--- Begin Material provided ---

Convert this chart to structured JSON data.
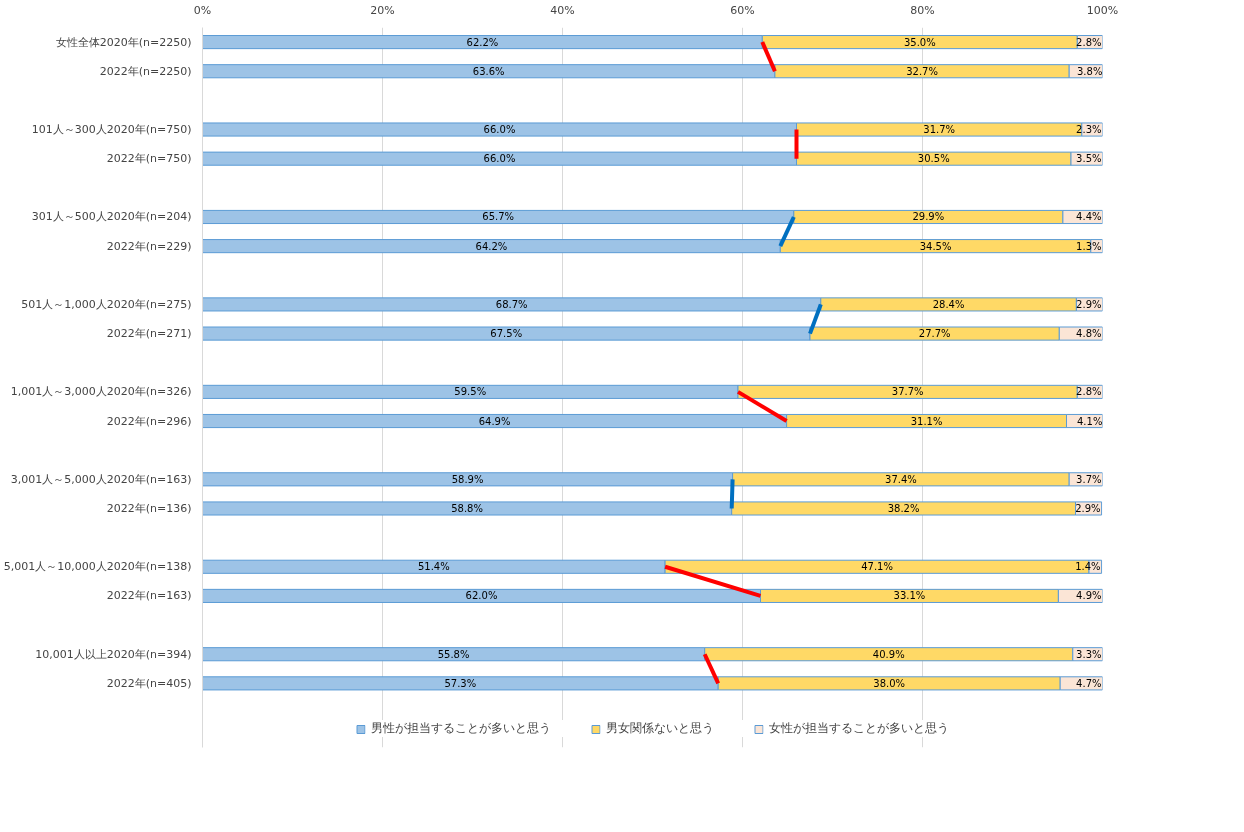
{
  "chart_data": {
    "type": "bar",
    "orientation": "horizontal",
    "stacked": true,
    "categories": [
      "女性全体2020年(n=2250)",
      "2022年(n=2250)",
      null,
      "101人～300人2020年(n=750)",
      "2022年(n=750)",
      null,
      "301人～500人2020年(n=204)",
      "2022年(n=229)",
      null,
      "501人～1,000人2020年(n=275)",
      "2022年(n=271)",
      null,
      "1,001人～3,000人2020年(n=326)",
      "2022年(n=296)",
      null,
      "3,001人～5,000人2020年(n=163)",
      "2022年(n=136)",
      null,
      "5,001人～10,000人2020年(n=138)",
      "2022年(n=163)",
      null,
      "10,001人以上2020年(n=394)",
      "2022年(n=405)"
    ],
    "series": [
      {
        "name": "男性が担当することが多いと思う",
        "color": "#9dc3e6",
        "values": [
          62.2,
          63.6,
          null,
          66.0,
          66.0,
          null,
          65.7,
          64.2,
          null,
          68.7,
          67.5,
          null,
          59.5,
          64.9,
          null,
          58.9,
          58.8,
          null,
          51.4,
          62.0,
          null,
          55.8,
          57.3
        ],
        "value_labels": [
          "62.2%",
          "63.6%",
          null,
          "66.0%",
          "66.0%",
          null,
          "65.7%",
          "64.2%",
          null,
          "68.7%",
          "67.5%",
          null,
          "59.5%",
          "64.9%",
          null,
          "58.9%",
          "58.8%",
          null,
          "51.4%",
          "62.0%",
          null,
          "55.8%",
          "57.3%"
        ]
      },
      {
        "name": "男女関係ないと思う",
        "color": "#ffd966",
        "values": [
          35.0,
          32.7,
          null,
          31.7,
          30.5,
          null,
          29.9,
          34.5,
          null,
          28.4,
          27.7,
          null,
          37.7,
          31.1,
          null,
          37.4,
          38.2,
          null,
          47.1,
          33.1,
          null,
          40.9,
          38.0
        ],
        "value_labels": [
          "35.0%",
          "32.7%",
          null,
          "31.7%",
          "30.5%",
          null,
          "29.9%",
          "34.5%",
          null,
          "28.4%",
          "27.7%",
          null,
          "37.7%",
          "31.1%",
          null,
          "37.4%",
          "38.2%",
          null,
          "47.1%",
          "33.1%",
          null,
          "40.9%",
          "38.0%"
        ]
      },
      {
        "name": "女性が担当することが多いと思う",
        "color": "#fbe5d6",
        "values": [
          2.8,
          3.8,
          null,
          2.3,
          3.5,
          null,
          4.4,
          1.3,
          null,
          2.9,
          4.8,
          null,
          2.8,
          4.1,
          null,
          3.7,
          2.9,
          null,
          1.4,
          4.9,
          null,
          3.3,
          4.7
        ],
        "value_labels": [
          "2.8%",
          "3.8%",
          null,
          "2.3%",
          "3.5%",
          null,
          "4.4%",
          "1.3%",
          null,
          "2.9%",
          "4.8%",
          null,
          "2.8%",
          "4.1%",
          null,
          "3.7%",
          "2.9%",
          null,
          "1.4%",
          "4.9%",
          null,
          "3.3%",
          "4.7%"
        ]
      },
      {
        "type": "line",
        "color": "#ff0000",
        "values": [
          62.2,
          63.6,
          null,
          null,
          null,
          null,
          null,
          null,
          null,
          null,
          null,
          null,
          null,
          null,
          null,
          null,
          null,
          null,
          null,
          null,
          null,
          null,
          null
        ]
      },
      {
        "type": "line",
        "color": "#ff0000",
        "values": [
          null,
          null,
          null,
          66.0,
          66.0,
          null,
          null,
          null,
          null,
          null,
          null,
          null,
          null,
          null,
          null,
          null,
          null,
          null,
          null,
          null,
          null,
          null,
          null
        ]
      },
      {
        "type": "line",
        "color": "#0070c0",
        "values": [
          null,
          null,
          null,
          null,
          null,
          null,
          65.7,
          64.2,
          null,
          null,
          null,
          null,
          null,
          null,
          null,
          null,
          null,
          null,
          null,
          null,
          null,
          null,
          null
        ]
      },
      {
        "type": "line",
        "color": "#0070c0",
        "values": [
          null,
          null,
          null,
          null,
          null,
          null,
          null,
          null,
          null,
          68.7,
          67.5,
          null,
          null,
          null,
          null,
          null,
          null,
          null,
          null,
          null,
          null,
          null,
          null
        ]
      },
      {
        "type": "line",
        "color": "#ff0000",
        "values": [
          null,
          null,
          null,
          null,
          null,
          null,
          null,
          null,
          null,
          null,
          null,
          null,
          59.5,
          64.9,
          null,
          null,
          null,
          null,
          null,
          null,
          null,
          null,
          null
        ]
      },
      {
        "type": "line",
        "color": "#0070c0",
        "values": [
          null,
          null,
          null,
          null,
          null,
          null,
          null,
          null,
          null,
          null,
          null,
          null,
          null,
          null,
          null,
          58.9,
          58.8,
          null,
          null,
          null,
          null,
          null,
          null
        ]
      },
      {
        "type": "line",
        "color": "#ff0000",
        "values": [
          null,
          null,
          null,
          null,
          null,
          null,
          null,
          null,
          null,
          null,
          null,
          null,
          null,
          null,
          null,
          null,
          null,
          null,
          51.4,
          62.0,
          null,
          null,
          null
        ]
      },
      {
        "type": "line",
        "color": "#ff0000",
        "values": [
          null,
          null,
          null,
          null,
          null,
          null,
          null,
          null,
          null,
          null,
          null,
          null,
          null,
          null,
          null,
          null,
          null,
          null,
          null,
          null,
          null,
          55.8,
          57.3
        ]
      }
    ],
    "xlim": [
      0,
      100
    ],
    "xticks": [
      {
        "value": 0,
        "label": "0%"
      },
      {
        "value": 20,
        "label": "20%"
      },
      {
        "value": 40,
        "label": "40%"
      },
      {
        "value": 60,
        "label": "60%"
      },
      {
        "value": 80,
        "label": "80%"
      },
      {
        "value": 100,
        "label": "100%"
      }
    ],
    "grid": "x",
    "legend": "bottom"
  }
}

--- End Material provided ---
--- Begin Material provided ---

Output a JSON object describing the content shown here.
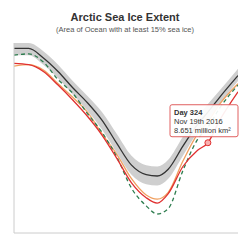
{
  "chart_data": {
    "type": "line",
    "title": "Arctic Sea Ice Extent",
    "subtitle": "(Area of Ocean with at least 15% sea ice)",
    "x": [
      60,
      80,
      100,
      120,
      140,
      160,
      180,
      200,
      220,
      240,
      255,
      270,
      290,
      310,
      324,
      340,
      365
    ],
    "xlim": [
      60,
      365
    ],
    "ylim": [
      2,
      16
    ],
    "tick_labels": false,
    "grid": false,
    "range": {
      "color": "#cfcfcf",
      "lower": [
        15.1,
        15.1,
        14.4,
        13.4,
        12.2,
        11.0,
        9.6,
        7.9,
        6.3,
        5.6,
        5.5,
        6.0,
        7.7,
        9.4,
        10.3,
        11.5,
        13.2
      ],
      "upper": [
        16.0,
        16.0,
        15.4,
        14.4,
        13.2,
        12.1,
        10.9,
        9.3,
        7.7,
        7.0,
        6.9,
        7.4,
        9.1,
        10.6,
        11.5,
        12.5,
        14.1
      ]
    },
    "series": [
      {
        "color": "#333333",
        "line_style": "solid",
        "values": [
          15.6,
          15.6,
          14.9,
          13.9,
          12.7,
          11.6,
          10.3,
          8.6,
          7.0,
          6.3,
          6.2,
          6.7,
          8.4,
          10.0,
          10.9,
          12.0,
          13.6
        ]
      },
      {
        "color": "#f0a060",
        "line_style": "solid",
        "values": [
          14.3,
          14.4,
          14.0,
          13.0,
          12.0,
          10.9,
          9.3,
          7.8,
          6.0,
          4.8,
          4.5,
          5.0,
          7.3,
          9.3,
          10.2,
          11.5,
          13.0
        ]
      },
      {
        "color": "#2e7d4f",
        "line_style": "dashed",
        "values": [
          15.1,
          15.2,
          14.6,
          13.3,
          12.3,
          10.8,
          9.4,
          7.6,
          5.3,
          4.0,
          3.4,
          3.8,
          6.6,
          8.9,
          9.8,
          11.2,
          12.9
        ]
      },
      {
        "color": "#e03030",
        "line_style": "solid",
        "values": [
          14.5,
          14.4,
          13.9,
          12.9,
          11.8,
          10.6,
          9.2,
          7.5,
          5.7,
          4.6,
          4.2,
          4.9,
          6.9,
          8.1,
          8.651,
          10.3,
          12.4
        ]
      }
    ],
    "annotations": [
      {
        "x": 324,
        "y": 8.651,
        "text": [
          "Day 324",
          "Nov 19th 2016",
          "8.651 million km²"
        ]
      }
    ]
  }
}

--- End Material provided ---
--- Begin Material provided ---

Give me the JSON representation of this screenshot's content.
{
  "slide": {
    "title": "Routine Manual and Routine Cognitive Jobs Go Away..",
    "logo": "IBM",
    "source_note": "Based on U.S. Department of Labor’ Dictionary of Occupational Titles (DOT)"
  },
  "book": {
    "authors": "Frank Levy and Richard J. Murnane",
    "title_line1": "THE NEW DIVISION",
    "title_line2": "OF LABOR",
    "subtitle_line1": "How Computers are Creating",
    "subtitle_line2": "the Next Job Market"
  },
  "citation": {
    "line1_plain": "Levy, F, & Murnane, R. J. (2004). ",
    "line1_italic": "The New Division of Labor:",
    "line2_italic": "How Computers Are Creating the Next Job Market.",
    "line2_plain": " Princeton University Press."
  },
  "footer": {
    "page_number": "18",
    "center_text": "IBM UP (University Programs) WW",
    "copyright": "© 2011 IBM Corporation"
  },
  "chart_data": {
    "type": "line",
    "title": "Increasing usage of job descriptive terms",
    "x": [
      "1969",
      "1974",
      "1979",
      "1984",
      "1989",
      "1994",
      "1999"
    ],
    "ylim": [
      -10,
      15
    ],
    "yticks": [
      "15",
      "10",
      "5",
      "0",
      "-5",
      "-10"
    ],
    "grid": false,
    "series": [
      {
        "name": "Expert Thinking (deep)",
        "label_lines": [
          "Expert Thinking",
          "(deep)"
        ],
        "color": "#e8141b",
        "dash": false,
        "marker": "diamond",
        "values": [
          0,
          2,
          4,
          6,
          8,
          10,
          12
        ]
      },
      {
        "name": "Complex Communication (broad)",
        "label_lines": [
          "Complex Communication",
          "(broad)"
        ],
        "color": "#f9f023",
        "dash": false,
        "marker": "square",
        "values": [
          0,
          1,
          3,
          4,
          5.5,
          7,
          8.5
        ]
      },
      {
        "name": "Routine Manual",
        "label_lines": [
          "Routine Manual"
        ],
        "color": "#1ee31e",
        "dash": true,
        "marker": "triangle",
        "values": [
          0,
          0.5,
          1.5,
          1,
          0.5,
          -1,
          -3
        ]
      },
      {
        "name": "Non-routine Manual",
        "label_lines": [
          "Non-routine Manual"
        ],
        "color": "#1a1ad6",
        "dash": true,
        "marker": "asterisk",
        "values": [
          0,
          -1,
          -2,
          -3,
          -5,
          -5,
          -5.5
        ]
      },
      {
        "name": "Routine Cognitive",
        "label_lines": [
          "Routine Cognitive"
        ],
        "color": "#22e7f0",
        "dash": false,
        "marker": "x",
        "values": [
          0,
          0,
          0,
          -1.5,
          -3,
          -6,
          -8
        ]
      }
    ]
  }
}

--- End Material provided ---

* [Written instruction]
Count how many lines hold the string "broad" and give that number alone.

* [Written solution]
2